Element location data
···

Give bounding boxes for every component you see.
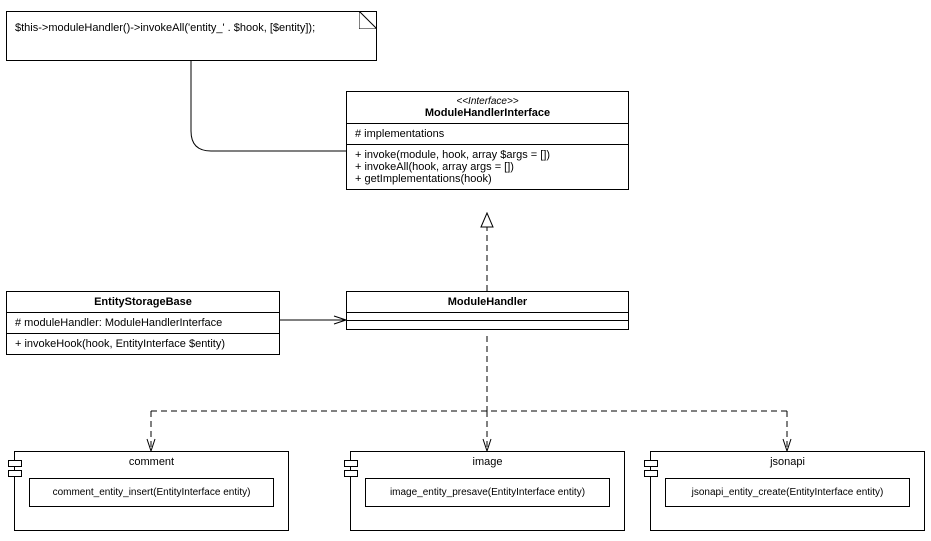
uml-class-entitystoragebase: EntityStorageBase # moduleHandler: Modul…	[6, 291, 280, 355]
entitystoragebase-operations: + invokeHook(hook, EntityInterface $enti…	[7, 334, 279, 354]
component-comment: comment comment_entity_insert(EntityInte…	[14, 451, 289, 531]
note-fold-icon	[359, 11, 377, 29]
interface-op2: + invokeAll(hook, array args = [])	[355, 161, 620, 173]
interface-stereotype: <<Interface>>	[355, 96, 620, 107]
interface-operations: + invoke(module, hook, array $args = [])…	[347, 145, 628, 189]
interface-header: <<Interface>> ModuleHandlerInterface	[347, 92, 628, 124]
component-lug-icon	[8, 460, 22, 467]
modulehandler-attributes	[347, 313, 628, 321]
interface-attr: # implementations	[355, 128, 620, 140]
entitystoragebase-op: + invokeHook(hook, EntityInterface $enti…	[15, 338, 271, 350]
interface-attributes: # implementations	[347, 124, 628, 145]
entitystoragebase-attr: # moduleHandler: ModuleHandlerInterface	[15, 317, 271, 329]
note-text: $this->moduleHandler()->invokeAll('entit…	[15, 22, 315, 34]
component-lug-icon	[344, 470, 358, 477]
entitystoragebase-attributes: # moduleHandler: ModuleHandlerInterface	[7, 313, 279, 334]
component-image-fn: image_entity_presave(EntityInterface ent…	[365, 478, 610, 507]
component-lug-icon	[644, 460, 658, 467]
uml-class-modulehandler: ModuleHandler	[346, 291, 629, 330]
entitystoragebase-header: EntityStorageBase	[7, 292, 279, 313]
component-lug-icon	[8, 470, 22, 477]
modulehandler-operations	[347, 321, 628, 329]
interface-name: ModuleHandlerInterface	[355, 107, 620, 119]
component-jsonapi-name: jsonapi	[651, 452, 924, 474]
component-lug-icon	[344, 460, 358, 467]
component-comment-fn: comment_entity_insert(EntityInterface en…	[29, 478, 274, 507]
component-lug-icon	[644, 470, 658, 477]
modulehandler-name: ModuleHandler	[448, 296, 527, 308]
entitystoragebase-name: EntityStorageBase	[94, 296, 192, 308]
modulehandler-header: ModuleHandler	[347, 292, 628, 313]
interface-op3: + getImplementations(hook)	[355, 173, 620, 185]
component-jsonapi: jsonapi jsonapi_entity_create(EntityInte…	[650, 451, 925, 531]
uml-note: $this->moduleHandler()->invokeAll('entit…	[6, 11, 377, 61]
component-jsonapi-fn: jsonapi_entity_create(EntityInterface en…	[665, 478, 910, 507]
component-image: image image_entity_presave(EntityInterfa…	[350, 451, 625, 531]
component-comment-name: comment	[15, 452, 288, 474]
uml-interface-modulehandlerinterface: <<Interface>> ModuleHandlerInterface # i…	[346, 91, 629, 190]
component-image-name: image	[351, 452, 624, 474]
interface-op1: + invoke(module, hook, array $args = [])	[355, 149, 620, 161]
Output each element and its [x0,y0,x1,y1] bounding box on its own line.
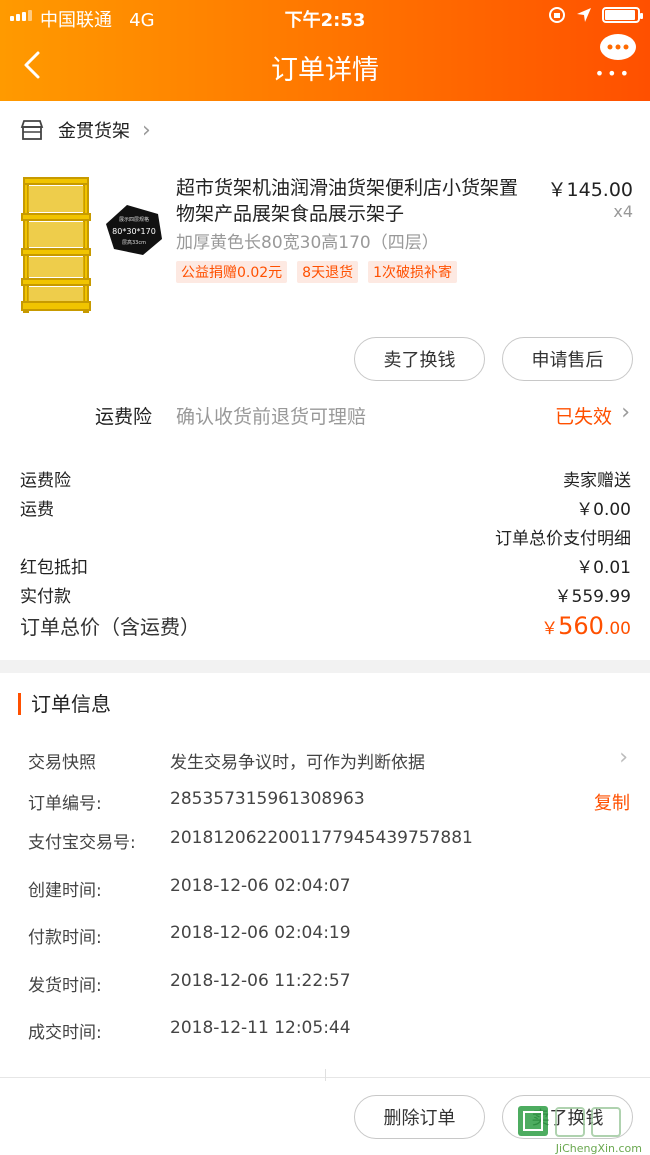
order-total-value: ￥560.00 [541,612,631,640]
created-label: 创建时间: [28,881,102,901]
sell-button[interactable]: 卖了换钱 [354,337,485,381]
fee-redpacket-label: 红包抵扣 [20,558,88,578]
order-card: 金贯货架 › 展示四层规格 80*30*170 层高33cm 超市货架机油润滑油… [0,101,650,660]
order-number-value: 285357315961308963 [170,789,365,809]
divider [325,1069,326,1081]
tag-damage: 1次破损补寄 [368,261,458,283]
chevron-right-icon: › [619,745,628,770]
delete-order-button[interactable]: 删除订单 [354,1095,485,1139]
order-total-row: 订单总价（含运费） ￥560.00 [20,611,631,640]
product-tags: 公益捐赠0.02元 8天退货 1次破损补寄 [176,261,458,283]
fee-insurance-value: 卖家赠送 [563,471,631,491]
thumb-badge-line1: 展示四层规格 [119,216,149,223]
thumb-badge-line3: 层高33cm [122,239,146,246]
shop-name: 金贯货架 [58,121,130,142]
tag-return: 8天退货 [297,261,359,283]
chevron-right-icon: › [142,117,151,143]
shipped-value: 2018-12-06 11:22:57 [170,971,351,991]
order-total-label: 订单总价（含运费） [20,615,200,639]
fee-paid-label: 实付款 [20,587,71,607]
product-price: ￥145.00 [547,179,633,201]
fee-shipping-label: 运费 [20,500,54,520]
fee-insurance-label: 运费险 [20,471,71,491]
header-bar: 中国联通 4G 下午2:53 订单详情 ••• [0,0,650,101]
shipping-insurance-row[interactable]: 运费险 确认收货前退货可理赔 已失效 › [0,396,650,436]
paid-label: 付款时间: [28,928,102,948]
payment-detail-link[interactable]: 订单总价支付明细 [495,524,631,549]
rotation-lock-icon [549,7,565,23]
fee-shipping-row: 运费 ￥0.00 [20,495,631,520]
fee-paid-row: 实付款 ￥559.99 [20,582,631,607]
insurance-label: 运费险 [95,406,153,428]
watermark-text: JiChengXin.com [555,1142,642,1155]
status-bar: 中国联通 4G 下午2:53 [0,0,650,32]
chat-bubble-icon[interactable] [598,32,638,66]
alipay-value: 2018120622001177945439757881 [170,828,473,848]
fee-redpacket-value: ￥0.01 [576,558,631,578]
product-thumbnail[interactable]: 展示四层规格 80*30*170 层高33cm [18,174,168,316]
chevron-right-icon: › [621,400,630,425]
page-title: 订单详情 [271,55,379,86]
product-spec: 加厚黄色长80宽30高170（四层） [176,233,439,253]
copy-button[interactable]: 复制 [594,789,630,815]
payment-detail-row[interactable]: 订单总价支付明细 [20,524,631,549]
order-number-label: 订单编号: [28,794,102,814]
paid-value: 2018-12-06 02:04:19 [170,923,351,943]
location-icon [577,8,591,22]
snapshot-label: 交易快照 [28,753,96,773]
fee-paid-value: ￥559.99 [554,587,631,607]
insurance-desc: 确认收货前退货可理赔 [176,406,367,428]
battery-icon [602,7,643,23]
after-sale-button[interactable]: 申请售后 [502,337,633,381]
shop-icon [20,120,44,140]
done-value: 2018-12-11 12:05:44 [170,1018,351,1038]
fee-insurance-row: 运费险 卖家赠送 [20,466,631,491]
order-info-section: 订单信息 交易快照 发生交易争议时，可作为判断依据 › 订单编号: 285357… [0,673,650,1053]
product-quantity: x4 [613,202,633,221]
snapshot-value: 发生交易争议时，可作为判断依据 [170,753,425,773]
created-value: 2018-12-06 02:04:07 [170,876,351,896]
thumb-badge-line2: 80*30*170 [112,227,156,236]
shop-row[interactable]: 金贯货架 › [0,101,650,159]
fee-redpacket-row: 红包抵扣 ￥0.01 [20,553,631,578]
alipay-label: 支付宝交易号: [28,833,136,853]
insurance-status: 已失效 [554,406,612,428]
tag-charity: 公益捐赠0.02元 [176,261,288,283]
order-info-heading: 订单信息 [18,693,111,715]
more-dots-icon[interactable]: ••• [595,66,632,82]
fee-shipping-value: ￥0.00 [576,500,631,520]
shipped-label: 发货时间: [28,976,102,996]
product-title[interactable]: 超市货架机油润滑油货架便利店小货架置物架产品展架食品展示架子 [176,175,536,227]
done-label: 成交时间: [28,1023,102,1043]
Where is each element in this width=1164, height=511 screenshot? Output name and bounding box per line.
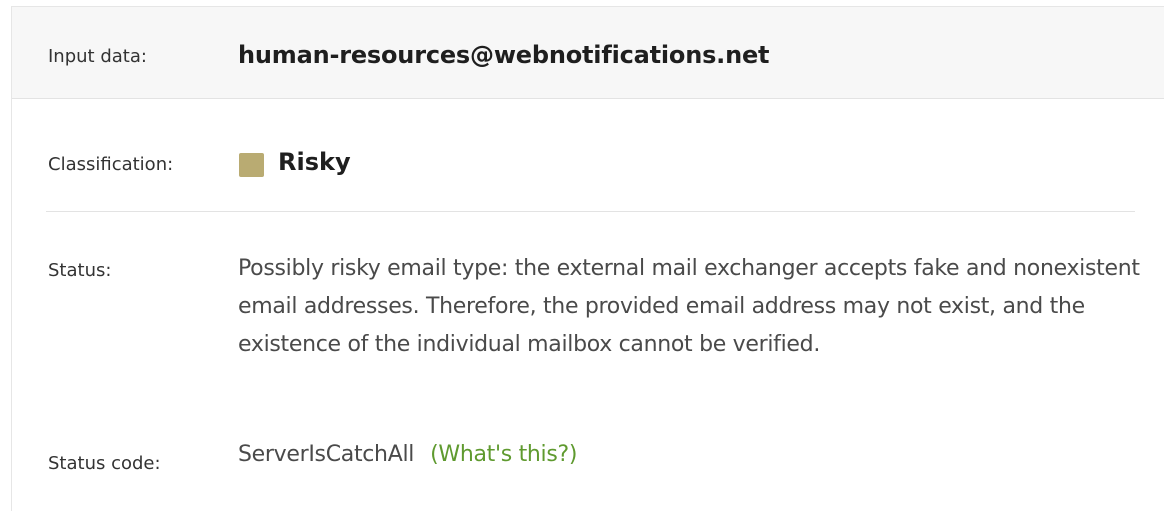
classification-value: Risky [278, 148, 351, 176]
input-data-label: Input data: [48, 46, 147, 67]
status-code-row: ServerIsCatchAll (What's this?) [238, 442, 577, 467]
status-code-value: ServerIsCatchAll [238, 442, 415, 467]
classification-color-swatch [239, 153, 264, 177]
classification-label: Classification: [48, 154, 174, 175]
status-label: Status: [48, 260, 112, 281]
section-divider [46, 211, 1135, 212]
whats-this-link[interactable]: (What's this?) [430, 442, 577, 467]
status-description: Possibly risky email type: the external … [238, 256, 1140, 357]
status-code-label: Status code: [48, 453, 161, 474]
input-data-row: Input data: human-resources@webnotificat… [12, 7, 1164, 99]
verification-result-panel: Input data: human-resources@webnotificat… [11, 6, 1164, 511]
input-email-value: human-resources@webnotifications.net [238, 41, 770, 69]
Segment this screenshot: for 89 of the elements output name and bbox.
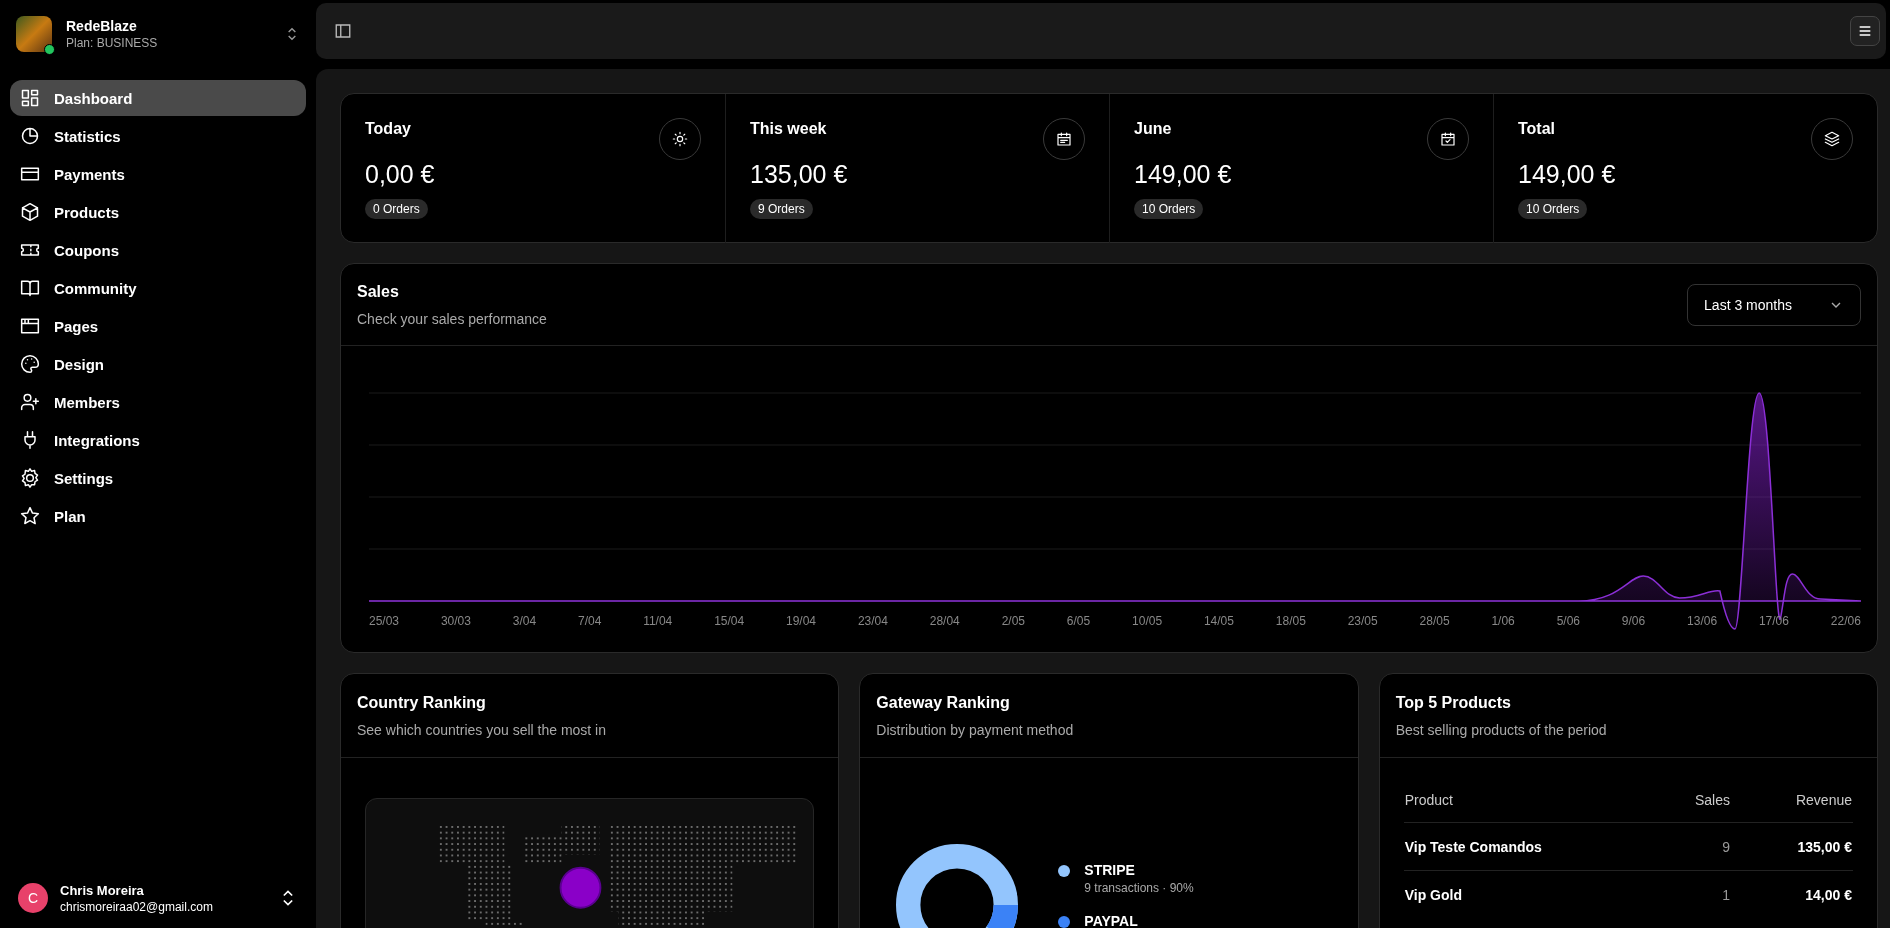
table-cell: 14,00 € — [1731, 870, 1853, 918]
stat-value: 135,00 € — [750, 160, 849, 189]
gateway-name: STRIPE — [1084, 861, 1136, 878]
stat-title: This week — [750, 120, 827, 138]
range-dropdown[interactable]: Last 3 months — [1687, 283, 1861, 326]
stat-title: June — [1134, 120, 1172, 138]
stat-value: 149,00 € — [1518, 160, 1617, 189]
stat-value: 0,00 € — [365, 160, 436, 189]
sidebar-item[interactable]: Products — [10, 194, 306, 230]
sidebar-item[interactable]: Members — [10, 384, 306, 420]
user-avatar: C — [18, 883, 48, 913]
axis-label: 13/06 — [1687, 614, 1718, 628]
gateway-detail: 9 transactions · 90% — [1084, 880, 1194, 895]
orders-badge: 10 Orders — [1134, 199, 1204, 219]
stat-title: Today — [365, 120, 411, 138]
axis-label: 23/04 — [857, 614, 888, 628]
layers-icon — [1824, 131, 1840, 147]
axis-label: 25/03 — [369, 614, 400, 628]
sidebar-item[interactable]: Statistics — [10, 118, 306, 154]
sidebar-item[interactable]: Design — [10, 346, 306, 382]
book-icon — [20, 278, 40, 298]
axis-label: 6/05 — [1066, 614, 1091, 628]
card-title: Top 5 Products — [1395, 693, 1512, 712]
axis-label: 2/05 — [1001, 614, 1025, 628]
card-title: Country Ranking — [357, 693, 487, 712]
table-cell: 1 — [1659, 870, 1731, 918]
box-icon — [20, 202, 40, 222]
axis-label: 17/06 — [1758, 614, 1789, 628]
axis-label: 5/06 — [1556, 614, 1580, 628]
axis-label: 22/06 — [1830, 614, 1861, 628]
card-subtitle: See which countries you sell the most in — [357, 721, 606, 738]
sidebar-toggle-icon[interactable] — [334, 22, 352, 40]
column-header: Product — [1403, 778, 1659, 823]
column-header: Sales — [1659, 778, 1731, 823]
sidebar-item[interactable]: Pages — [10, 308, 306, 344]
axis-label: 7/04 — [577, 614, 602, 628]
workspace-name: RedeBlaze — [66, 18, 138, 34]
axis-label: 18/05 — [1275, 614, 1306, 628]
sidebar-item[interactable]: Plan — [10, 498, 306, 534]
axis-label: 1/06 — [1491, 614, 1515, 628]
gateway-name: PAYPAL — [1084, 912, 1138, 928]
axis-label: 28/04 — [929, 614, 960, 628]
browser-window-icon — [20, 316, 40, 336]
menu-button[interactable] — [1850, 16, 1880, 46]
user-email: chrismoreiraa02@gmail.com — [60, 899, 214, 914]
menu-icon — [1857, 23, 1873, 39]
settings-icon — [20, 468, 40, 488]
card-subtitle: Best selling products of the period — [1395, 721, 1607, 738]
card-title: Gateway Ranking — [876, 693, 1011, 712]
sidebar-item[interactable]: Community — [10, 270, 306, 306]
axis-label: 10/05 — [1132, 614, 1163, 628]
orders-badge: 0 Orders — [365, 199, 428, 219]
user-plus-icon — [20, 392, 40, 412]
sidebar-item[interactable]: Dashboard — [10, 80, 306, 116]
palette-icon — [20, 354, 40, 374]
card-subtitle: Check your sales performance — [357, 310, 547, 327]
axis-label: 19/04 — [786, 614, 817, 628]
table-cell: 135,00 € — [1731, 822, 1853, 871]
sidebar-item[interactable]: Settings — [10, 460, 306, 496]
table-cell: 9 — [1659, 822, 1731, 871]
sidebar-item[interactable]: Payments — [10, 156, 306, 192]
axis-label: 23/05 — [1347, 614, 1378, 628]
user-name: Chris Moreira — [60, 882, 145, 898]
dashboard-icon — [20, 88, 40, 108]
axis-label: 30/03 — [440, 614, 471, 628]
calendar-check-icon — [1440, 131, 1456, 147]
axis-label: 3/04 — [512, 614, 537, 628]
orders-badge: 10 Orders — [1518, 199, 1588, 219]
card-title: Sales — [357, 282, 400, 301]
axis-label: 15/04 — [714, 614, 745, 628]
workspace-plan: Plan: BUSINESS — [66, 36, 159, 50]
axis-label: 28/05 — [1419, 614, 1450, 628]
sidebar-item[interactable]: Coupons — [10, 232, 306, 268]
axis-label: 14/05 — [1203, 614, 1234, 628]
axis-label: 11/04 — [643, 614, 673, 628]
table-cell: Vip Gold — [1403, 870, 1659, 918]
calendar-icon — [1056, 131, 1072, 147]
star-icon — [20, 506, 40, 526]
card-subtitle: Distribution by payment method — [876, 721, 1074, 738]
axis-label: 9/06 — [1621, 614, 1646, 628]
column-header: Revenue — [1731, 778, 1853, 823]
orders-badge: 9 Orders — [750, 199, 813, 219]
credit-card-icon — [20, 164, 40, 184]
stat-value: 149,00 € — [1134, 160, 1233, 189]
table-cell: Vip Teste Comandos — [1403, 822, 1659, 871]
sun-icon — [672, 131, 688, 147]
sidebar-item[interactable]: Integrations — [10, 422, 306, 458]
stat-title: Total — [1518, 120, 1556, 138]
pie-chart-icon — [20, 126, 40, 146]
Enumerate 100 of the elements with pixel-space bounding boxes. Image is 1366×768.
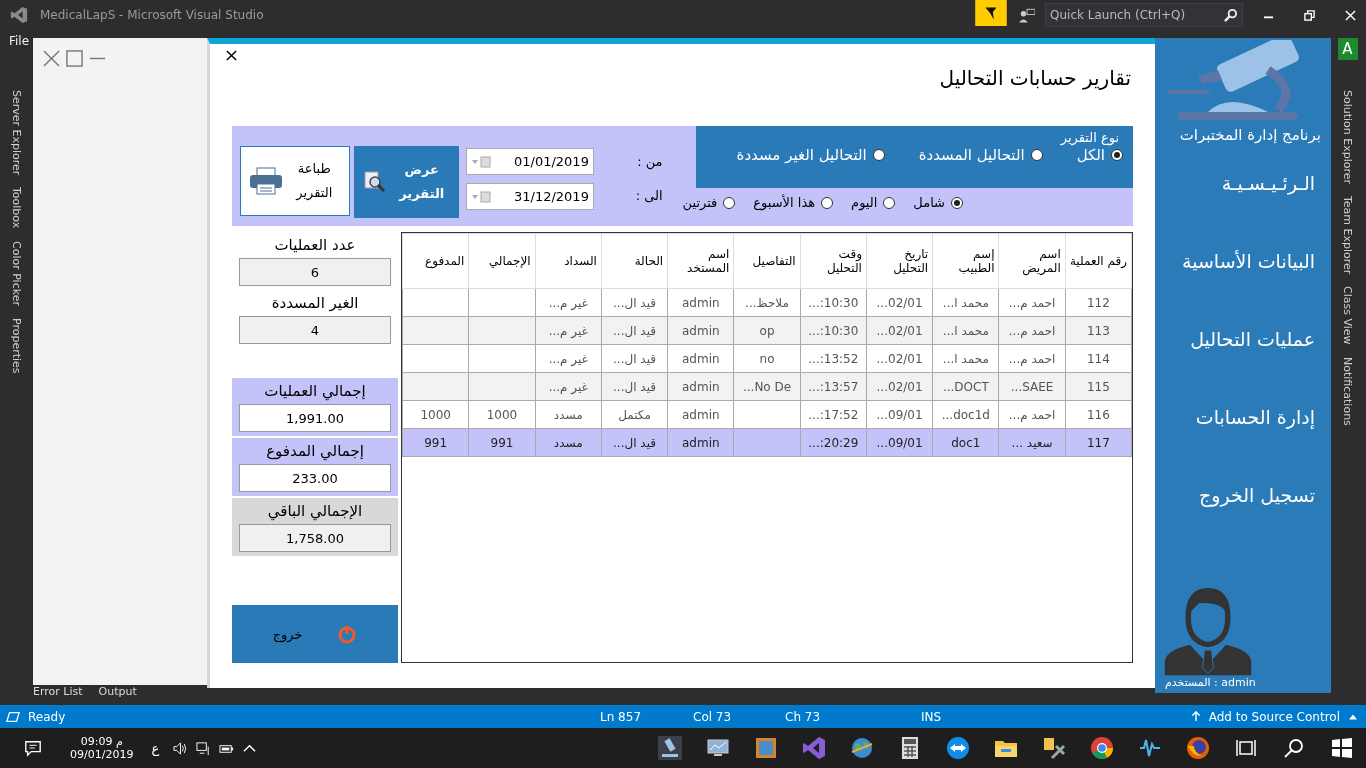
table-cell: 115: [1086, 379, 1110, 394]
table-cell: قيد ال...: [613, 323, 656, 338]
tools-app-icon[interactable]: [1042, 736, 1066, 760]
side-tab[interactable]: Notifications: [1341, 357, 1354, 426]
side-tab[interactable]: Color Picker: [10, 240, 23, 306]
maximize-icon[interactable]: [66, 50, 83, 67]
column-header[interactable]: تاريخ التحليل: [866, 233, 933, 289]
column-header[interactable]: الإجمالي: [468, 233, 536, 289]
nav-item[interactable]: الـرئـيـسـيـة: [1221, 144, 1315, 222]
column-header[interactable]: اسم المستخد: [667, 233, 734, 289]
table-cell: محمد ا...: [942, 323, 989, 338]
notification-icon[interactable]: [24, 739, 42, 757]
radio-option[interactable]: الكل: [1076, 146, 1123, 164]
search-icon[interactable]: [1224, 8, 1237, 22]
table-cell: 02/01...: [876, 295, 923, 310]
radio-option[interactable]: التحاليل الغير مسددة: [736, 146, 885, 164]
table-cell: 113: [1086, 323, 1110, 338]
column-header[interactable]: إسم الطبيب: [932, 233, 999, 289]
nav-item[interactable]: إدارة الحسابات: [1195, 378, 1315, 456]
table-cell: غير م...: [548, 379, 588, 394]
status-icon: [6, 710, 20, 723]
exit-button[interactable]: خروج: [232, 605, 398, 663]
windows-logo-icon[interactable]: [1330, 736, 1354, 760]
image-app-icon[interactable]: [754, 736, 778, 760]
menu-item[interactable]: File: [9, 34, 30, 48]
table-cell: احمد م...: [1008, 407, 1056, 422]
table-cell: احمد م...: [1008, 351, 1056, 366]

···

* **Stated exercise**:
Reproduce the lines starting at the one containing "uml-class-entitystoragebase: EntityStorageBase #" and ending at the one containing "470, 358, 477]", changing every "component-lug-icon" to "component-tab-icon" and leaving all else unchanged.

* **The response**:
uml-class-entitystoragebase: EntityStorageBase # moduleHandler: Modul…	[6, 291, 280, 355]
entitystoragebase-operations: + invokeHook(hook, EntityInterface $enti…	[7, 334, 279, 354]
component-comment: comment comment_entity_insert(EntityInte…	[14, 451, 289, 531]
note-fold-icon	[359, 11, 377, 29]
interface-op2: + invokeAll(hook, array args = [])	[355, 161, 620, 173]
interface-stereotype: <<Interface>>	[355, 96, 620, 107]
interface-operations: + invoke(module, hook, array $args = [])…	[347, 145, 628, 189]
interface-header: <<Interface>> ModuleHandlerInterface	[347, 92, 628, 124]
component-tab-icon	[8, 460, 22, 467]
modulehandler-attributes	[347, 313, 628, 321]
interface-attr: # implementations	[355, 128, 620, 140]
entitystoragebase-op: + invokeHook(hook, EntityInterface $enti…	[15, 338, 271, 350]
interface-attributes: # implementations	[347, 124, 628, 145]
entitystoragebase-attr: # moduleHandler: ModuleHandlerInterface	[15, 317, 271, 329]
note-text: $this->moduleHandler()->invokeAll('entit…	[15, 22, 315, 34]
component-tab-icon	[344, 470, 358, 477]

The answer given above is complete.